**What you have to do**
Which lines contain the string "lesson"? Please list every one of them.

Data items
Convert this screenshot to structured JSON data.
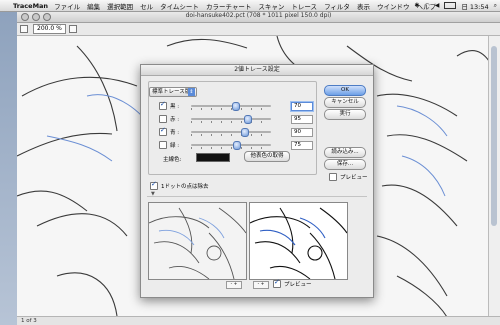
{
  "menubar": {
    "apple": "",
    "app_name": "TraceMan",
    "items": [
      "ファイル",
      "編集",
      "選択範囲",
      "セル",
      "タイムシート",
      "カラーチャート",
      "スキャン",
      "トレース",
      "フィルタ",
      "表示",
      "ウインドウ",
      "ヘルプ"
    ],
    "clock": "日 13:54"
  },
  "document": {
    "title": "doi-hansuke402.pct (708 * 1011 pixel 150.0 dpi)",
    "zoom": "200.0 %",
    "status": "1 of 3"
  },
  "dialog": {
    "title": "2値トレース設定",
    "mode_popup": "標準トレース版",
    "rows": [
      {
        "label": "黒 :",
        "checked": true,
        "value": "70",
        "fraction": 0.55
      },
      {
        "label": "赤 :",
        "checked": false,
        "value": "95",
        "fraction": 0.72
      },
      {
        "label": "青 :",
        "checked": true,
        "value": "90",
        "fraction": 0.67
      },
      {
        "label": "緑 :",
        "checked": false,
        "value": "75",
        "fraction": 0.57
      }
    ],
    "main_color_label": "主線色:",
    "main_color": "#111111",
    "pick_button": "他表色の取得",
    "buttons": {
      "ok": "OK",
      "cancel": "キャンセル",
      "apply": "実行",
      "load": "読み込み...",
      "save": "保存..."
    },
    "preview_label": "プレビュー",
    "dot_removal_label": "1ドットの点は除去",
    "bottom_preview_label": "プレビュー"
  }
}
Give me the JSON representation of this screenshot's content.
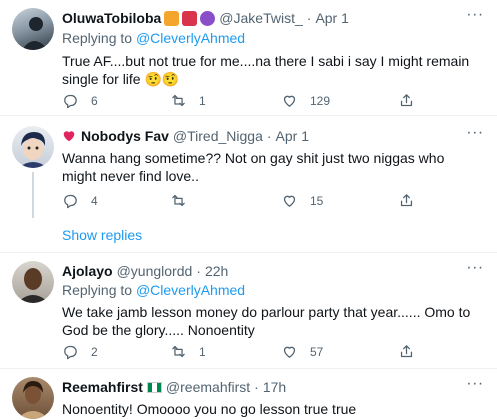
{
  "tweets": [
    {
      "name": "OluwaTobiloba",
      "emojis": [
        "tiger-face-emoji",
        "gift-emoji",
        "smiling-devil-emoji"
      ],
      "handle": "@JakeTwist_",
      "dot": "·",
      "date": "Apr 1",
      "replying_prefix": "Replying to",
      "replying_to": "@CleverlyAhmed",
      "text": "True AF....but not true for me....na there I sabi i say I might remain single for life 🤨🤨",
      "reply_count": "6",
      "retweet_count": "1",
      "like_count": "129"
    },
    {
      "name": "Nobodys Fav",
      "handle": "@Tired_Nigga",
      "dot": "·",
      "date": "Apr 1",
      "text": "Wanna hang sometime?? Not on gay shit just two niggas who might never find love..",
      "reply_count": "4",
      "retweet_count": "",
      "like_count": "15"
    },
    {
      "name": "Ajolayo",
      "handle": "@yunglordd",
      "dot": "·",
      "date": "22h",
      "replying_prefix": "Replying to",
      "replying_to": "@CleverlyAhmed",
      "text": "We take jamb lesson money do parlour party that year...... Omo to God be the glory..... Nonoentity",
      "reply_count": "2",
      "retweet_count": "1",
      "like_count": "57"
    },
    {
      "name": "Reemahfirst",
      "handle": "@reemahfirst",
      "dot": "·",
      "date": "17h",
      "text": "Nonoentity! Omoooo you no go lesson true true"
    }
  ],
  "show_replies": "Show replies",
  "more_glyph": "···",
  "colors": {
    "accent": "#1d9bf0",
    "secondary_text": "#536471",
    "heart_red": "#e0245e",
    "divider": "#eff3f4"
  }
}
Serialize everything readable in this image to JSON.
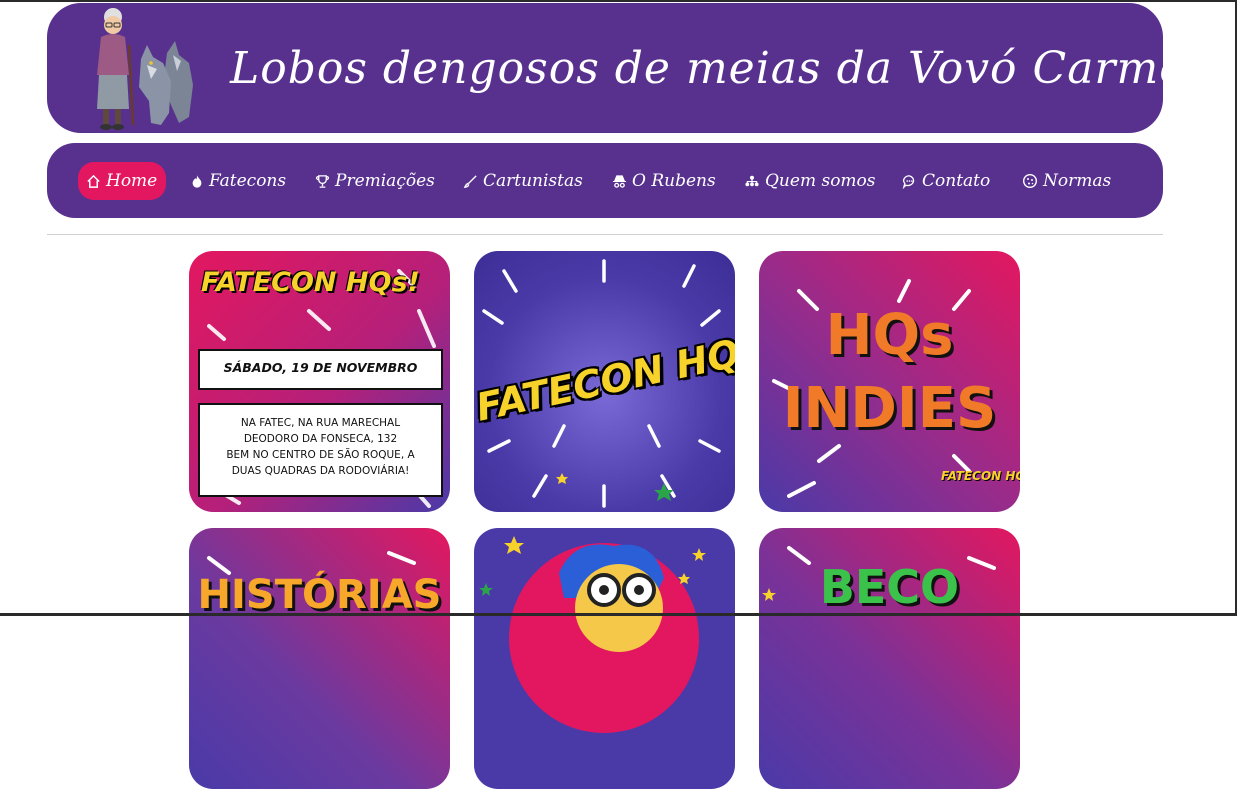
{
  "header": {
    "title": "Lobos dengosos de meias da Vovó Carmela",
    "mascot_icon": "grandma-with-wolves-icon",
    "background": "#58318f"
  },
  "nav": {
    "items": [
      {
        "label": "Home",
        "icon": "home-icon"
      },
      {
        "label": "Fatecons",
        "icon": "flame-icon"
      },
      {
        "label": "Premiações",
        "icon": "trophy-icon"
      },
      {
        "label": "Cartunistas",
        "icon": "brush-icon"
      },
      {
        "label": "O Rubens",
        "icon": "incognito-icon"
      },
      {
        "label": "Quem somos",
        "icon": "people-icon"
      },
      {
        "label": "Contato",
        "icon": "chat-icon"
      },
      {
        "label": "Normas",
        "icon": "cookie-icon"
      }
    ],
    "active_color": "#e3175f"
  },
  "cards": {
    "card1": {
      "logo": "FATECON HQs!",
      "date": "SÁBADO, 19 DE NOVEMBRO",
      "addr1": "NA FATEC, NA RUA MARECHAL",
      "addr2": "DEODORO DA FONSECA, 132",
      "addr3": "BEM NO CENTRO DE SÃO ROQUE, A",
      "addr4": "DUAS QUADRAS DA RODOVIÁRIA!"
    },
    "card2": {
      "logo": "FATECON HQs!"
    },
    "card3": {
      "line1": "HQs",
      "line2": "INDIES",
      "logo": "FATECON HQs!"
    },
    "card4": {
      "title": "HISTÓRIAS"
    },
    "card5": {
      "icon": "cartoon-face-icon"
    },
    "card6": {
      "title": "BECO"
    }
  },
  "colors": {
    "pink": "#e3175f",
    "purple": "#4a3aa8",
    "yellow": "#f7d22a",
    "orange": "#f07a28"
  }
}
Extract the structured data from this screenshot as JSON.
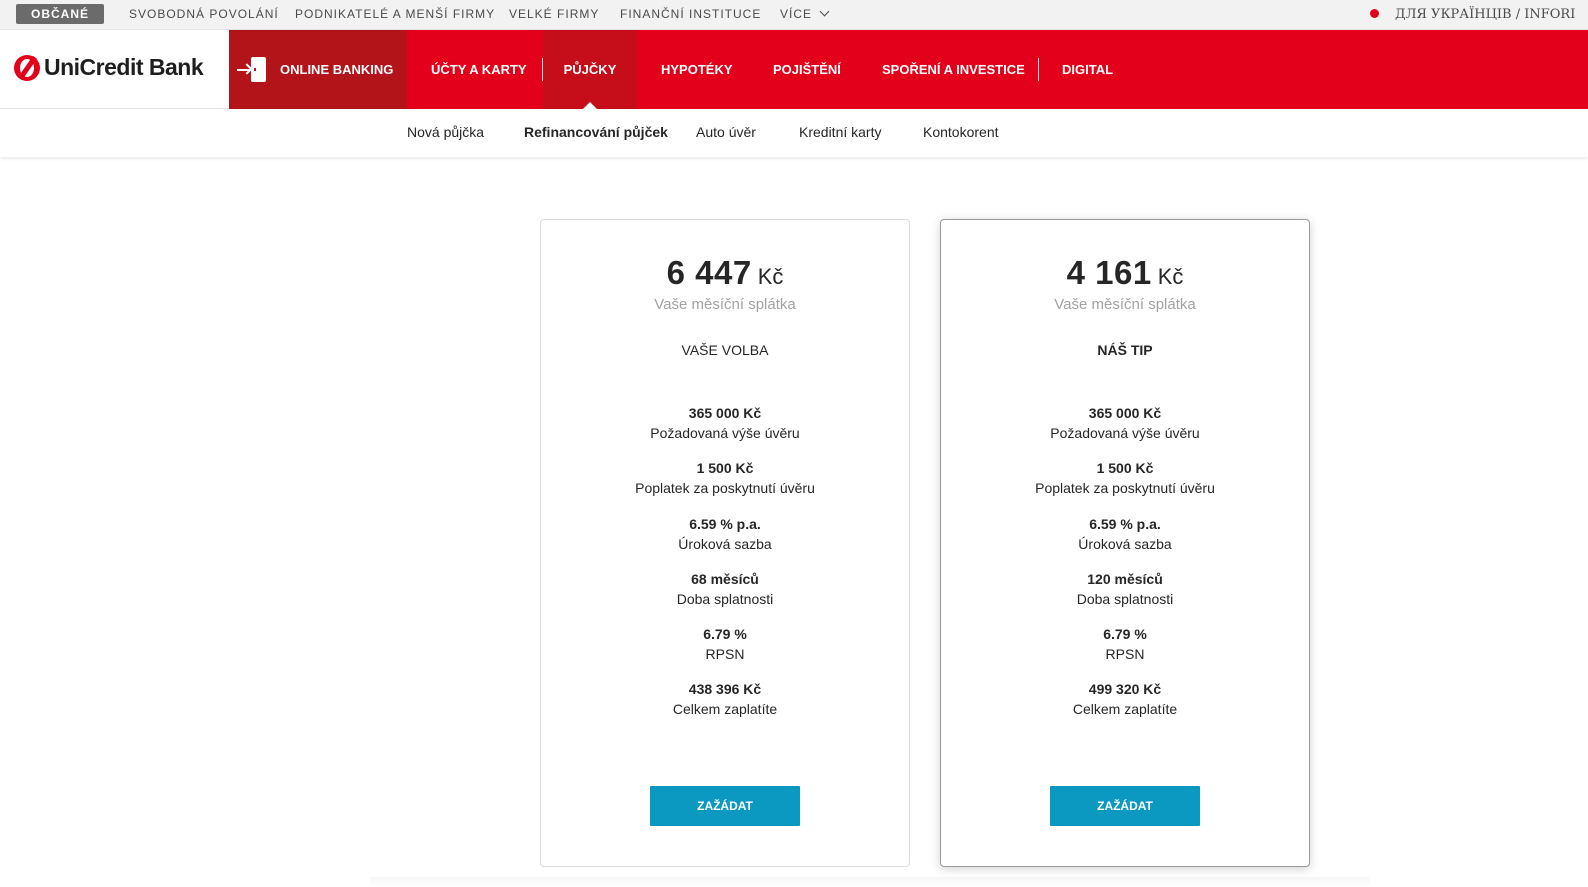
{
  "segments": {
    "active": "Občané",
    "items": [
      "Svobodná povolání",
      "Podnikatelé a menší firmy",
      "Velké firmy",
      "Finanční instituce"
    ],
    "more": "Více",
    "ukraine_link": "ДЛЯ УКРАЇНЦІВ / INFORI"
  },
  "header": {
    "logo_text": "UniCredit Bank",
    "online_banking": "Online Banking",
    "nav": [
      "ÚČTY A KARTY",
      "PŮJČKY",
      "HYPOTÉKY",
      "POJIŠTĚNÍ",
      "SPOŘENÍ A INVESTICE",
      "DIGITAL"
    ],
    "active_nav": "PŮJČKY"
  },
  "subnav": {
    "items": [
      "Nová půjčka",
      "Refinancování půjček",
      "Auto úvěr",
      "Kreditní karty",
      "Kontokorent"
    ],
    "active": "Refinancování půjček"
  },
  "cards": [
    {
      "payment_amount": "6 447",
      "currency": "Kč",
      "payment_label": "Vaše měsíční splátka",
      "variant": "VAŠE VOLBA",
      "params": [
        {
          "value": "365 000 Kč",
          "label": "Požadovaná výše úvěru"
        },
        {
          "value": "1 500 Kč",
          "label": "Poplatek za poskytnutí úvěru"
        },
        {
          "value": "6.59 % p.a.",
          "label": "Úroková sazba"
        },
        {
          "value": "68 měsíců",
          "label": "Doba splatnosti"
        },
        {
          "value": "6.79 %",
          "label": "RPSN"
        },
        {
          "value": "438 396 Kč",
          "label": "Celkem zaplatíte"
        }
      ],
      "button": "ZAŽÁDAT"
    },
    {
      "payment_amount": "4 161",
      "currency": "Kč",
      "payment_label": "Vaše měsíční splátka",
      "variant": "NÁŠ TIP",
      "params": [
        {
          "value": "365 000 Kč",
          "label": "Požadovaná výše úvěru"
        },
        {
          "value": "1 500 Kč",
          "label": "Poplatek za poskytnutí úvěru"
        },
        {
          "value": "6.59 % p.a.",
          "label": "Úroková sazba"
        },
        {
          "value": "120 měsíců",
          "label": "Doba splatnosti"
        },
        {
          "value": "6.79 %",
          "label": "RPSN"
        },
        {
          "value": "499 320 Kč",
          "label": "Celkem zaplatíte"
        }
      ],
      "button": "ZAŽÁDAT"
    }
  ],
  "colors": {
    "brand_red": "#e2001a",
    "online_banking_bg": "#b3141a",
    "cta_blue": "#0b99c2"
  }
}
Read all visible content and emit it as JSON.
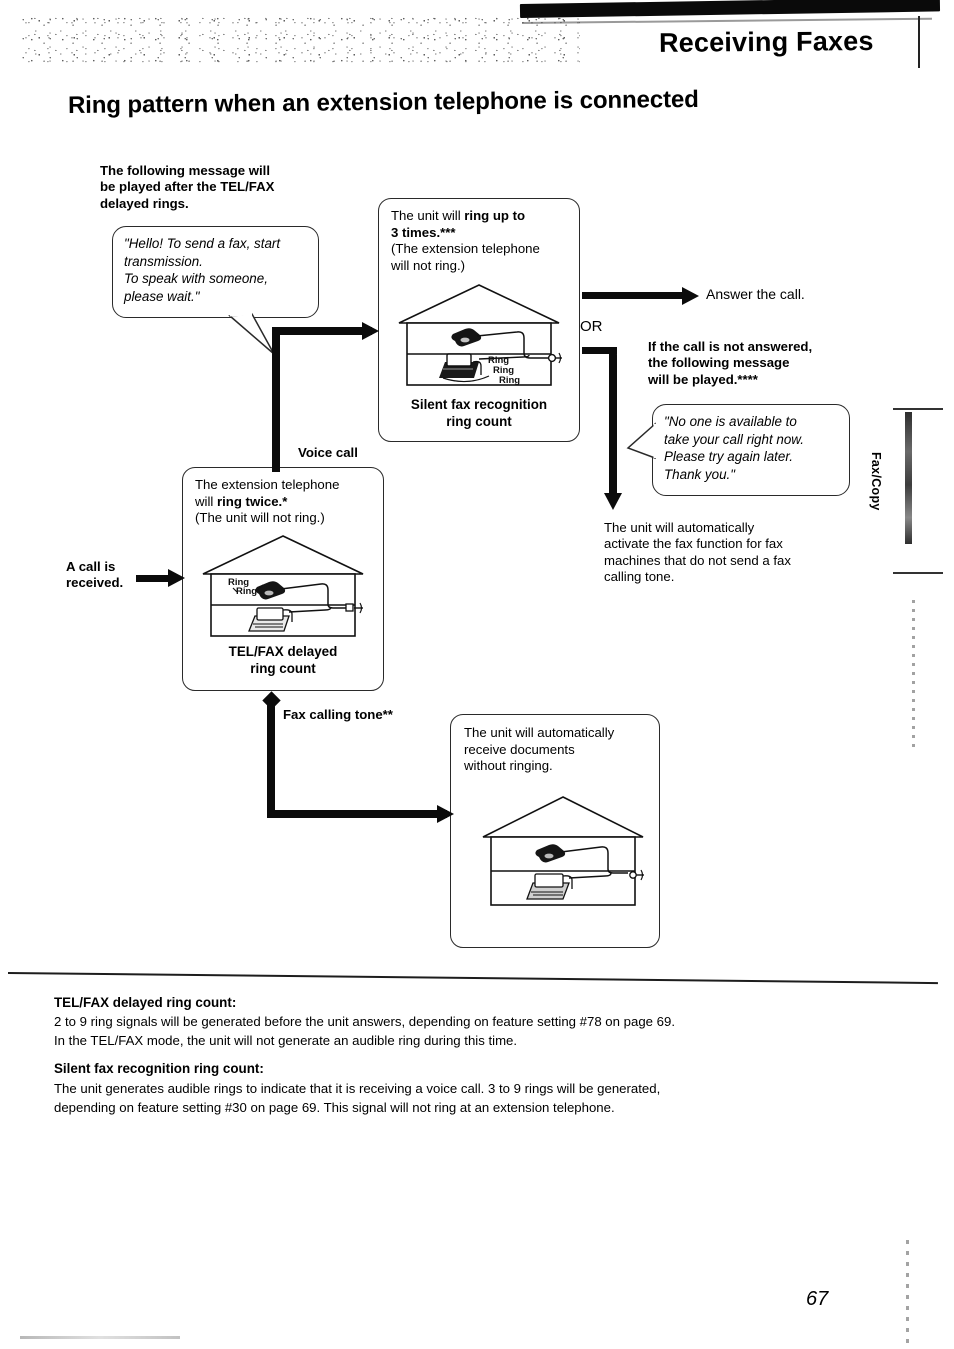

**Correct output**
      "text": "We take jamb lesson money do parlour party that year...... Omo to God be the glory..... Nonoentity",
      "text": "Nonoentity! Omoooo you no go lesson true true"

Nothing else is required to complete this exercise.